===== RECORDS FOR THE EXERCISE

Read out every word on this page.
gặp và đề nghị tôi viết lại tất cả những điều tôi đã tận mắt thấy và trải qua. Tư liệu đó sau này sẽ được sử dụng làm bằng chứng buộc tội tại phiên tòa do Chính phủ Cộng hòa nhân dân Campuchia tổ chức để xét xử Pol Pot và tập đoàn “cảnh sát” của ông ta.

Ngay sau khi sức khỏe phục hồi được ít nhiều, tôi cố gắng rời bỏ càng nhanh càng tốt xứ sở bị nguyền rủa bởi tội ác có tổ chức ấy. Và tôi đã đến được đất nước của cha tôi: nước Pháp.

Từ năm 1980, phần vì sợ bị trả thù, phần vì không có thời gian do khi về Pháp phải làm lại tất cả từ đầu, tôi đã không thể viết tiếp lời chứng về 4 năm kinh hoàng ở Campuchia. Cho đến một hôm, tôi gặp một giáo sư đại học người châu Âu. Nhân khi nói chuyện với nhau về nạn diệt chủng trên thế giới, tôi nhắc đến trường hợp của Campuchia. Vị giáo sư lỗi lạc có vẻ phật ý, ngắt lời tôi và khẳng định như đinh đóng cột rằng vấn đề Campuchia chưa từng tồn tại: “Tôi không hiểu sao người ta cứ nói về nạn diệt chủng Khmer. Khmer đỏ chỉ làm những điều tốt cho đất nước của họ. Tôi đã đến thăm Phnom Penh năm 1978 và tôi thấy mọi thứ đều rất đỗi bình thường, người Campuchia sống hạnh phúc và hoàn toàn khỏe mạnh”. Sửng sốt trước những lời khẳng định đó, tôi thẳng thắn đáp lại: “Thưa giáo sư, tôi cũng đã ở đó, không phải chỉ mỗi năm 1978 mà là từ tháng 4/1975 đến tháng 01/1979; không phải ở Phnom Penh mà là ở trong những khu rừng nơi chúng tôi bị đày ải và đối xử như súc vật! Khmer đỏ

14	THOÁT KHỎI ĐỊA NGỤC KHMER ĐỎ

==========

> **TASK DESCRIPTION**
The data above must be returned in full, exactly as written.

> **THE ANSWER**
Read out every word on this page.
gặp và đề nghị tôi viết lại tất cả những điều tôi đã tận mắt thấy và trải qua. Tư liệu đó sau này sẽ được sử dụng làm bằng chứng buộc tội tại phiên tòa do Chính phủ Cộng hòa nhân dân Campuchia tổ chức để xét xử Pol Pot và tập đoàn “cảnh sát” của ông ta.

Ngay sau khi sức khỏe phục hồi được ít nhiều, tôi cố gắng rời bỏ càng nhanh càng tốt xứ sở bị nguyền rủa bởi tội ác có tổ chức ấy. Và tôi đã đến được đất nước của cha tôi: nước Pháp.

Từ năm 1980, phần vì sợ bị trả thù, phần vì không có thời gian do khi về Pháp phải làm lại tất cả từ đầu, tôi đã không thể viết tiếp lời chứng về 4 năm kinh hoàng ở Campuchia. Cho đến một hôm, tôi gặp một giáo sư đại học người châu Âu. Nhân khi nói chuyện với nhau về nạn diệt chủng trên thế giới, tôi nhắc đến trường hợp của Campuchia. Vị giáo sư lỗi lạc có vẻ phật ý, ngắt lời tôi và khẳng định như đinh đóng cột rằng vấn đề Campuchia chưa từng tồn tại: “Tôi không hiểu sao người ta cứ nói về nạn diệt chủng Khmer. Khmer đỏ chỉ làm những điều tốt cho đất nước của họ. Tôi đã đến thăm Phnom Penh năm 1978 và tôi thấy mọi thứ đều rất đỗi bình thường, người Campuchia sống hạnh phúc và hoàn toàn khỏe mạnh”. Sửng sốt trước những lời khẳng định đó, tôi thẳng thắn đáp lại: “Thưa giáo sư, tôi cũng đã ở đó, không phải chỉ mỗi năm 1978 mà là từ tháng 4/1975 đến tháng 01/1979; không phải ở Phnom Penh mà là ở trong những khu rừng nơi chúng tôi bị đày ải và đối xử như súc vật! Khmer đỏ

14	THOÁT KHỎI ĐỊA NGỤC KHMER ĐỎ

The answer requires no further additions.